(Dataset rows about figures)
'''
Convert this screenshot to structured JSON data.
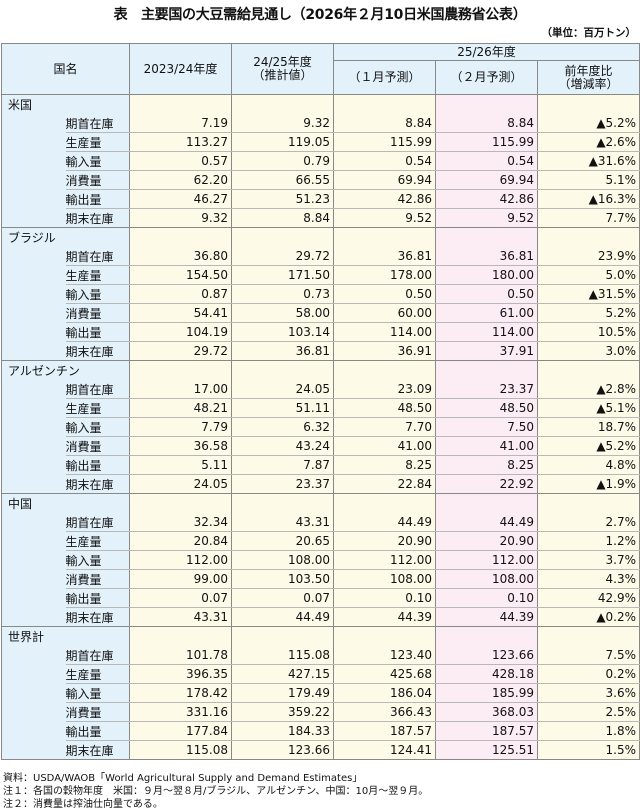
{
  "title": "表　主要国の大豆需給見通し（2026年２月10日米国農務省公表）",
  "unit": "（単位：百万トン）",
  "header": {
    "country": "国名",
    "col1": "2023/24年度",
    "col2": "24/25年度",
    "col2_sub": "（推計値）",
    "group": "25/26年度",
    "col3": "（１月予測）",
    "col4": "（２月予測）",
    "col5": "前年度比",
    "col5_sub": "（増減率）"
  },
  "colors": {
    "header_bg": "#e3f1fa",
    "cell_bg": "#fdfbe8",
    "feb_col_bg": "#fcecf3"
  },
  "sections": [
    {
      "name": "米国",
      "rows": [
        {
          "item": "期首在庫",
          "v": [
            "7.19",
            "9.32",
            "8.84",
            "8.84",
            "▲5.2%"
          ]
        },
        {
          "item": "生産量",
          "v": [
            "113.27",
            "119.05",
            "115.99",
            "115.99",
            "▲2.6%"
          ]
        },
        {
          "item": "輸入量",
          "v": [
            "0.57",
            "0.79",
            "0.54",
            "0.54",
            "▲31.6%"
          ]
        },
        {
          "item": "消費量",
          "v": [
            "62.20",
            "66.55",
            "69.94",
            "69.94",
            "5.1%"
          ]
        },
        {
          "item": "輸出量",
          "v": [
            "46.27",
            "51.23",
            "42.86",
            "42.86",
            "▲16.3%"
          ]
        },
        {
          "item": "期末在庫",
          "v": [
            "9.32",
            "8.84",
            "9.52",
            "9.52",
            "7.7%"
          ]
        }
      ]
    },
    {
      "name": "ブラジル",
      "rows": [
        {
          "item": "期首在庫",
          "v": [
            "36.80",
            "29.72",
            "36.81",
            "36.81",
            "23.9%"
          ]
        },
        {
          "item": "生産量",
          "v": [
            "154.50",
            "171.50",
            "178.00",
            "180.00",
            "5.0%"
          ]
        },
        {
          "item": "輸入量",
          "v": [
            "0.87",
            "0.73",
            "0.50",
            "0.50",
            "▲31.5%"
          ]
        },
        {
          "item": "消費量",
          "v": [
            "54.41",
            "58.00",
            "60.00",
            "61.00",
            "5.2%"
          ]
        },
        {
          "item": "輸出量",
          "v": [
            "104.19",
            "103.14",
            "114.00",
            "114.00",
            "10.5%"
          ]
        },
        {
          "item": "期末在庫",
          "v": [
            "29.72",
            "36.81",
            "36.91",
            "37.91",
            "3.0%"
          ]
        }
      ]
    },
    {
      "name": "アルゼンチン",
      "rows": [
        {
          "item": "期首在庫",
          "v": [
            "17.00",
            "24.05",
            "23.09",
            "23.37",
            "▲2.8%"
          ]
        },
        {
          "item": "生産量",
          "v": [
            "48.21",
            "51.11",
            "48.50",
            "48.50",
            "▲5.1%"
          ]
        },
        {
          "item": "輸入量",
          "v": [
            "7.79",
            "6.32",
            "7.70",
            "7.50",
            "18.7%"
          ]
        },
        {
          "item": "消費量",
          "v": [
            "36.58",
            "43.24",
            "41.00",
            "41.00",
            "▲5.2%"
          ]
        },
        {
          "item": "輸出量",
          "v": [
            "5.11",
            "7.87",
            "8.25",
            "8.25",
            "4.8%"
          ]
        },
        {
          "item": "期末在庫",
          "v": [
            "24.05",
            "23.37",
            "22.84",
            "22.92",
            "▲1.9%"
          ]
        }
      ]
    },
    {
      "name": "中国",
      "rows": [
        {
          "item": "期首在庫",
          "v": [
            "32.34",
            "43.31",
            "44.49",
            "44.49",
            "2.7%"
          ]
        },
        {
          "item": "生産量",
          "v": [
            "20.84",
            "20.65",
            "20.90",
            "20.90",
            "1.2%"
          ]
        },
        {
          "item": "輸入量",
          "v": [
            "112.00",
            "108.00",
            "112.00",
            "112.00",
            "3.7%"
          ]
        },
        {
          "item": "消費量",
          "v": [
            "99.00",
            "103.50",
            "108.00",
            "108.00",
            "4.3%"
          ]
        },
        {
          "item": "輸出量",
          "v": [
            "0.07",
            "0.07",
            "0.10",
            "0.10",
            "42.9%"
          ]
        },
        {
          "item": "期末在庫",
          "v": [
            "43.31",
            "44.49",
            "44.39",
            "44.39",
            "▲0.2%"
          ]
        }
      ]
    },
    {
      "name": "世界計",
      "rows": [
        {
          "item": "期首在庫",
          "v": [
            "101.78",
            "115.08",
            "123.40",
            "123.66",
            "7.5%"
          ]
        },
        {
          "item": "生産量",
          "v": [
            "396.35",
            "427.15",
            "425.68",
            "428.18",
            "0.2%"
          ]
        },
        {
          "item": "輸入量",
          "v": [
            "178.42",
            "179.49",
            "186.04",
            "185.99",
            "3.6%"
          ]
        },
        {
          "item": "消費量",
          "v": [
            "331.16",
            "359.22",
            "366.43",
            "368.03",
            "2.5%"
          ]
        },
        {
          "item": "輸出量",
          "v": [
            "177.84",
            "184.33",
            "187.57",
            "187.57",
            "1.8%"
          ]
        },
        {
          "item": "期末在庫",
          "v": [
            "115.08",
            "123.66",
            "124.41",
            "125.51",
            "1.5%"
          ]
        }
      ]
    }
  ],
  "notes": [
    "資料：USDA/WAOB「World Agricultural Supply and Demand Estimates」",
    "注１：各国の穀物年度　米国：９月～翌８月/ブラジル、アルゼンチン、中国：10月～翌９月。",
    "注２：消費量は搾油仕向量である。"
  ]
}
'''
• _Exercise_
Give the entries again without a single change, but with no pictures.

• _Exercise response_
Convert this screenshot to structured JSON data.
{
  "title": "表　主要国の大豆需給見通し（2026年２月10日米国農務省公表）",
  "unit": "（単位：百万トン）",
  "header": {
    "country": "国名",
    "col1": "2023/24年度",
    "col2": "24/25年度",
    "col2_sub": "（推計値）",
    "group": "25/26年度",
    "col3": "（１月予測）",
    "col4": "（２月予測）",
    "col5": "前年度比",
    "col5_sub": "（増減率）"
  },
  "colors": {
    "header_bg": "#e3f1fa",
    "cell_bg": "#fdfbe8",
    "feb_col_bg": "#fcecf3"
  },
  "sections": [
    {
      "name": "米国",
      "rows": [
        {
          "item": "期首在庫",
          "v": [
            "7.19",
            "9.32",
            "8.84",
            "8.84",
            "▲5.2%"
          ]
        },
        {
          "item": "生産量",
          "v": [
            "113.27",
            "119.05",
            "115.99",
            "115.99",
            "▲2.6%"
          ]
        },
        {
          "item": "輸入量",
          "v": [
            "0.57",
            "0.79",
            "0.54",
            "0.54",
            "▲31.6%"
          ]
        },
        {
          "item": "消費量",
          "v": [
            "62.20",
            "66.55",
            "69.94",
            "69.94",
            "5.1%"
          ]
        },
        {
          "item": "輸出量",
          "v": [
            "46.27",
            "51.23",
            "42.86",
            "42.86",
            "▲16.3%"
          ]
        },
        {
          "item": "期末在庫",
          "v": [
            "9.32",
            "8.84",
            "9.52",
            "9.52",
            "7.7%"
          ]
        }
      ]
    },
    {
      "name": "ブラジル",
      "rows": [
        {
          "item": "期首在庫",
          "v": [
            "36.80",
            "29.72",
            "36.81",
            "36.81",
            "23.9%"
          ]
        },
        {
          "item": "生産量",
          "v": [
            "154.50",
            "171.50",
            "178.00",
            "180.00",
            "5.0%"
          ]
        },
        {
          "item": "輸入量",
          "v": [
            "0.87",
            "0.73",
            "0.50",
            "0.50",
            "▲31.5%"
          ]
        },
        {
          "item": "消費量",
          "v": [
            "54.41",
            "58.00",
            "60.00",
            "61.00",
            "5.2%"
          ]
        },
        {
          "item": "輸出量",
          "v": [
            "104.19",
            "103.14",
            "114.00",
            "114.00",
            "10.5%"
          ]
        },
        {
          "item": "期末在庫",
          "v": [
            "29.72",
            "36.81",
            "36.91",
            "37.91",
            "3.0%"
          ]
        }
      ]
    },
    {
      "name": "アルゼンチン",
      "rows": [
        {
          "item": "期首在庫",
          "v": [
            "17.00",
            "24.05",
            "23.09",
            "23.37",
            "▲2.8%"
          ]
        },
        {
          "item": "生産量",
          "v": [
            "48.21",
            "51.11",
            "48.50",
            "48.50",
            "▲5.1%"
          ]
        },
        {
          "item": "輸入量",
          "v": [
            "7.79",
            "6.32",
            "7.70",
            "7.50",
            "18.7%"
          ]
        },
        {
          "item": "消費量",
          "v": [
            "36.58",
            "43.24",
            "41.00",
            "41.00",
            "▲5.2%"
          ]
        },
        {
          "item": "輸出量",
          "v": [
            "5.11",
            "7.87",
            "8.25",
            "8.25",
            "4.8%"
          ]
        },
        {
          "item": "期末在庫",
          "v": [
            "24.05",
            "23.37",
            "22.84",
            "22.92",
            "▲1.9%"
          ]
        }
      ]
    },
    {
      "name": "中国",
      "rows": [
        {
          "item": "期首在庫",
          "v": [
            "32.34",
            "43.31",
            "44.49",
            "44.49",
            "2.7%"
          ]
        },
        {
          "item": "生産量",
          "v": [
            "20.84",
            "20.65",
            "20.90",
            "20.90",
            "1.2%"
          ]
        },
        {
          "item": "輸入量",
          "v": [
            "112.00",
            "108.00",
            "112.00",
            "112.00",
            "3.7%"
          ]
        },
        {
          "item": "消費量",
          "v": [
            "99.00",
            "103.50",
            "108.00",
            "108.00",
            "4.3%"
          ]
        },
        {
          "item": "輸出量",
          "v": [
            "0.07",
            "0.07",
            "0.10",
            "0.10",
            "42.9%"
          ]
        },
        {
          "item": "期末在庫",
          "v": [
            "43.31",
            "44.49",
            "44.39",
            "44.39",
            "▲0.2%"
          ]
        }
      ]
    },
    {
      "name": "世界計",
      "rows": [
        {
          "item": "期首在庫",
          "v": [
            "101.78",
            "115.08",
            "123.40",
            "123.66",
            "7.5%"
          ]
        },
        {
          "item": "生産量",
          "v": [
            "396.35",
            "427.15",
            "425.68",
            "428.18",
            "0.2%"
          ]
        },
        {
          "item": "輸入量",
          "v": [
            "178.42",
            "179.49",
            "186.04",
            "185.99",
            "3.6%"
          ]
        },
        {
          "item": "消費量",
          "v": [
            "331.16",
            "359.22",
            "366.43",
            "368.03",
            "2.5%"
          ]
        },
        {
          "item": "輸出量",
          "v": [
            "177.84",
            "184.33",
            "187.57",
            "187.57",
            "1.8%"
          ]
        },
        {
          "item": "期末在庫",
          "v": [
            "115.08",
            "123.66",
            "124.41",
            "125.51",
            "1.5%"
          ]
        }
      ]
    }
  ],
  "notes": [
    "資料：USDA/WAOB「World Agricultural Supply and Demand Estimates」",
    "注１：各国の穀物年度　米国：９月～翌８月/ブラジル、アルゼンチン、中国：10月～翌９月。",
    "注２：消費量は搾油仕向量である。"
  ]
}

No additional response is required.